Trecho fornecido:
####

Secretário Cialdini, da Seplag-CE. Foto: Divulgação

Com o titulo “Trajetória e perspectiva do déficit e da dívida pública do Ceará”, eis artigo de Alexandre Cialdini, o secretário do Planejamento e Gestão do Ceará. “Os sinais de alerta existem e exigem vigilância, como em qualquer gestão fiscal responsável, mas estão longe de configurar uma descida desgovernada rumo ao abismo. O caminho deve ser, sempre, o de aumentar a credibilidade das contas públicas, reforçar a responsabilidade fiscal, melhorar a capacidade preditiva e aprimorar a governança fiscal – compartilhando todas as boas práticas com os municípios cearenses, como vem fazendo o Governo do Estado por meio do programa de governança interfederativa Ceará um Só”, expõe o articulista.

Confira:

Antes de mais nada é importante esclarecer para o leitor os conceitos de déficit e de dívida pública. Na contabilidade, o déficit público representa um excesso de pagamentos em relação às receitas. No campo das finanças públicas, chamamos de déficit orçamentário a situação em que as despesas superam a arrecadação.

Nas contas do governo, o déficit pode ser classificado como déficit primário – que abrange as receitas e as despesas do governo, excluindo as despesas financeiras – e déficit nominal, que inclui também as despesas financeiras. Portanto, o déficit é um conceito econômico, financeiro e contábil que descreve a situação em que os gastos de um governo, em determinado período, contabilizados durante um ano, superam as receitas arrecadadas. Isso porque, no Brasil, o tempo do orçamento público equivale ao ano civil. De forma simplificada, o déficit público ocorre quando o governo gasta mais do que arrecada.

Já a dívida pública representa o conjunto de obrigações financeiras assumidas pelo governo para financiar seu déficit orçamentário. Essa dívida é gerada por meio da emissão de títulos públicos negociados no mercado financeiro (dívida mobiliária) ou da tomada de empréstimos junto ao setor privado ou a organismos internacionais (dívida contratual) – categoria na qual se enquadram o Ceará e a maioria dos estados brasileiros.

Na contabilidade, a dívida pública é classificada em dívida flutuante (de curto prazo) e dívida consolidada (ou fundada). Essa última corresponde ao montante total, apurado sem duplicidade, das obrigações financeiras assumidas pelo ente federativo, em razão de leis, contratos, convênios, tratados ou operações de crédito com prazo de amortização superior a 12 meses. Também integram a dívida pública consolidada as operações de crédito com prazo inferior a 12 meses, cujas receitas tenham constado do orçamento.

####

Desafio 1: No artigo sobre déficit e dívida pública, que nome recebe a dívida gerada pela emissão de títulos públicos negociados no mercado financeiro?
Desafio 2: Por favor, reproduza do artigo sobre déficit e dívida pública tudo o que vai de "Já a dívida" até "dos estados brasileiros.".

Registros listados:
####

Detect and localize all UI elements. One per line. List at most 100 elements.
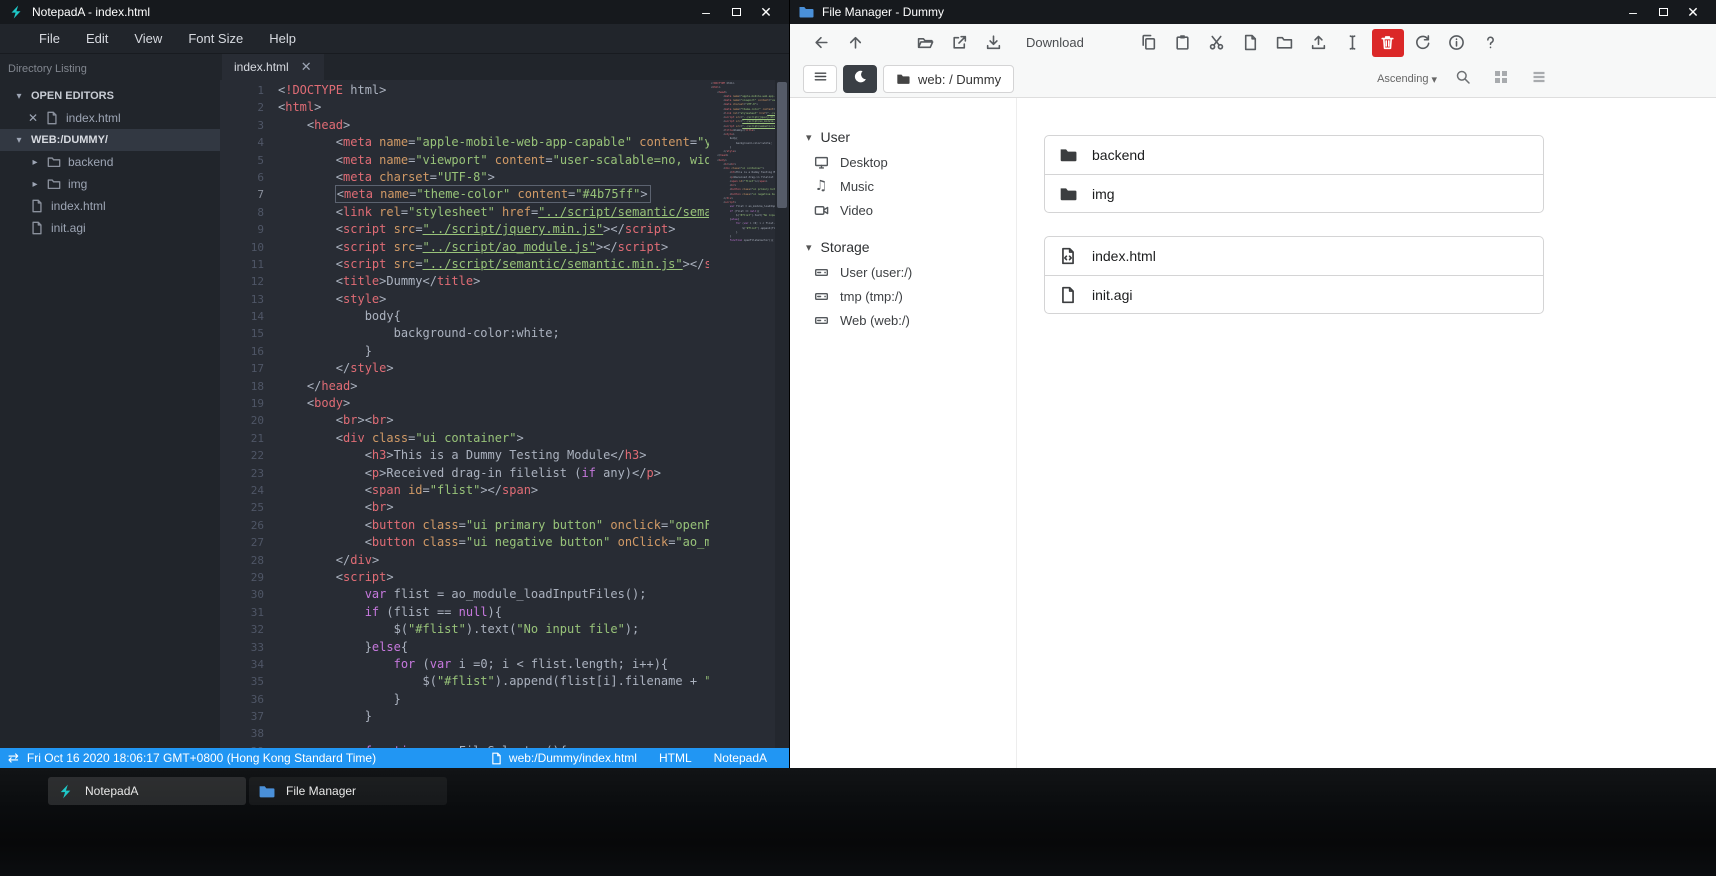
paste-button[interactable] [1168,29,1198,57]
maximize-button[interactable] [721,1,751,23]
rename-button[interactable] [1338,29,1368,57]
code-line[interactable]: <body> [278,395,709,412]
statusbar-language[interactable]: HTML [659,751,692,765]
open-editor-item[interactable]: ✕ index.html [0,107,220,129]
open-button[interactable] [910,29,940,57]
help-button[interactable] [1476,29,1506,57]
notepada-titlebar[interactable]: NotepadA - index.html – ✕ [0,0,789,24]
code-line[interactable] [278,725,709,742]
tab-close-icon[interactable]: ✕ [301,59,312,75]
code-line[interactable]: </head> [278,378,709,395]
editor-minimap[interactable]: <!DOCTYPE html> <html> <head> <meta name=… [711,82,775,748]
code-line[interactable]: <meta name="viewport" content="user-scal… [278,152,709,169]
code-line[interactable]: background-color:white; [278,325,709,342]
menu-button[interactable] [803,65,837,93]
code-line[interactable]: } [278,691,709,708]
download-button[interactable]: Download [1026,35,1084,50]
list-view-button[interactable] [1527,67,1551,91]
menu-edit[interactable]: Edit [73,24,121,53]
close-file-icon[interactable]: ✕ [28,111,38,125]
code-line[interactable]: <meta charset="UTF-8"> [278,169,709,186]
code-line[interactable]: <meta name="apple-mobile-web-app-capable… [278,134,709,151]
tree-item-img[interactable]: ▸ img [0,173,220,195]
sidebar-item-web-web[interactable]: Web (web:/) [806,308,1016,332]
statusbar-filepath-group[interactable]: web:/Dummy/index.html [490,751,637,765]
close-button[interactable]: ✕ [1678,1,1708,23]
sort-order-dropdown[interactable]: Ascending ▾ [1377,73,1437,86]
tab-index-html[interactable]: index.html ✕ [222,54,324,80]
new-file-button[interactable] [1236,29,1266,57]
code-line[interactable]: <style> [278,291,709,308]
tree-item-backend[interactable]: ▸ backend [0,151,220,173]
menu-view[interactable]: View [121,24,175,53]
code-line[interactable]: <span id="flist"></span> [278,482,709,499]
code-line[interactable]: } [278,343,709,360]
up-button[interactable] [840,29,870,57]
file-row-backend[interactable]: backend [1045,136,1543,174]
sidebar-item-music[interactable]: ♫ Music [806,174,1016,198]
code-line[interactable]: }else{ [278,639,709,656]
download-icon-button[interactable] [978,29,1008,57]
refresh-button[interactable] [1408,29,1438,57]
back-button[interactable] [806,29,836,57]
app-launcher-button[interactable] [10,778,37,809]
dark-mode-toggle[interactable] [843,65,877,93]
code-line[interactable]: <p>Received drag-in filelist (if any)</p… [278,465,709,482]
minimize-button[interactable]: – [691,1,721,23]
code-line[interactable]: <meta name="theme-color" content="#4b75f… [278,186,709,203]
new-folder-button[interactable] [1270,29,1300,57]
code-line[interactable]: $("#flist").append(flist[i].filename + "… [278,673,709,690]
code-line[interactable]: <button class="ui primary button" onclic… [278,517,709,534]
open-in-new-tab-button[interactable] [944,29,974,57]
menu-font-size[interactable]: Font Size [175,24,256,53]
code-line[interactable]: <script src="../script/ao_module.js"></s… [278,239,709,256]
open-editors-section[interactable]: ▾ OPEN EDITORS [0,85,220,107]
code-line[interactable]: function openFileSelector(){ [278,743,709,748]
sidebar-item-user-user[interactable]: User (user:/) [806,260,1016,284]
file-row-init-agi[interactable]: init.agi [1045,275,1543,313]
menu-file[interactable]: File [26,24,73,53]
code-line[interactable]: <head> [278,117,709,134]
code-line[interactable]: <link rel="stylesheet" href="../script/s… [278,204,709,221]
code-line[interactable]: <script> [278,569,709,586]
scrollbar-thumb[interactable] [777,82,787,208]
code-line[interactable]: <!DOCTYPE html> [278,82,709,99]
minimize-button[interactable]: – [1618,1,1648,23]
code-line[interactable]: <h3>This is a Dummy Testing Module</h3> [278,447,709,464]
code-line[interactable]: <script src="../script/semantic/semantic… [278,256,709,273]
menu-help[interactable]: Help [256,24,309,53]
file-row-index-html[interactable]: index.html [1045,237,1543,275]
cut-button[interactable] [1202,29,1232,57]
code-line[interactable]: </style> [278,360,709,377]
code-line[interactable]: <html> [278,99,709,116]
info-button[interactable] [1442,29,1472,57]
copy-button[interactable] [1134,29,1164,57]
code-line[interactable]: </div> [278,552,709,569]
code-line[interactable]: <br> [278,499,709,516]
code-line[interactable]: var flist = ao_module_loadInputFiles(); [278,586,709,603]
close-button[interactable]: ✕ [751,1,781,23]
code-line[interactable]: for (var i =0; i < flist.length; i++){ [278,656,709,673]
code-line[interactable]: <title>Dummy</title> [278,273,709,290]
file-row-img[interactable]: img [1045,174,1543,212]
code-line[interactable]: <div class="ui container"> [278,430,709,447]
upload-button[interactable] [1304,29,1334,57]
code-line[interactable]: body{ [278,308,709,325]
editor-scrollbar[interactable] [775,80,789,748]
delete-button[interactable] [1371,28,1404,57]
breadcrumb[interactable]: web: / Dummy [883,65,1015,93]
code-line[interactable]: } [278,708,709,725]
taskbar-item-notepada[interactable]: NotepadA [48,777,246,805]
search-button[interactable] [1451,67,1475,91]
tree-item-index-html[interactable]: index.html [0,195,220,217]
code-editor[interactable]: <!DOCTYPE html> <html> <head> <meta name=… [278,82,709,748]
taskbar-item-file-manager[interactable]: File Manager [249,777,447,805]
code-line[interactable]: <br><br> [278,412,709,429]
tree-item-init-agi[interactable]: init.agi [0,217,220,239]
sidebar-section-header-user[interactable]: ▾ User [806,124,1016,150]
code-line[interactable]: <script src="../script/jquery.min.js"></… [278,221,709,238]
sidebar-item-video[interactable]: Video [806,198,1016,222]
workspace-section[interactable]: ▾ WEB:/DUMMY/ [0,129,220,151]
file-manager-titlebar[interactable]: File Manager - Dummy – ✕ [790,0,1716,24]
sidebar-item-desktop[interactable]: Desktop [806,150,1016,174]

####

Resposta da tarefa 1: Dívida mobiliária.

Resposta da tarefa 2:
Já a dívida pública representa o conjunto de obrigações financeiras assumidas pelo governo para financiar seu déficit orçamentário. Essa dívida é gerada por meio da emissão de títulos públicos negociados no mercado financeiro (dívida mobiliária) ou da tomada de empréstimos junto ao setor privado ou a organismos internacionais (dívida contratual) – categoria na qual se enquadram o Ceará e a maioria dos estados brasileiros.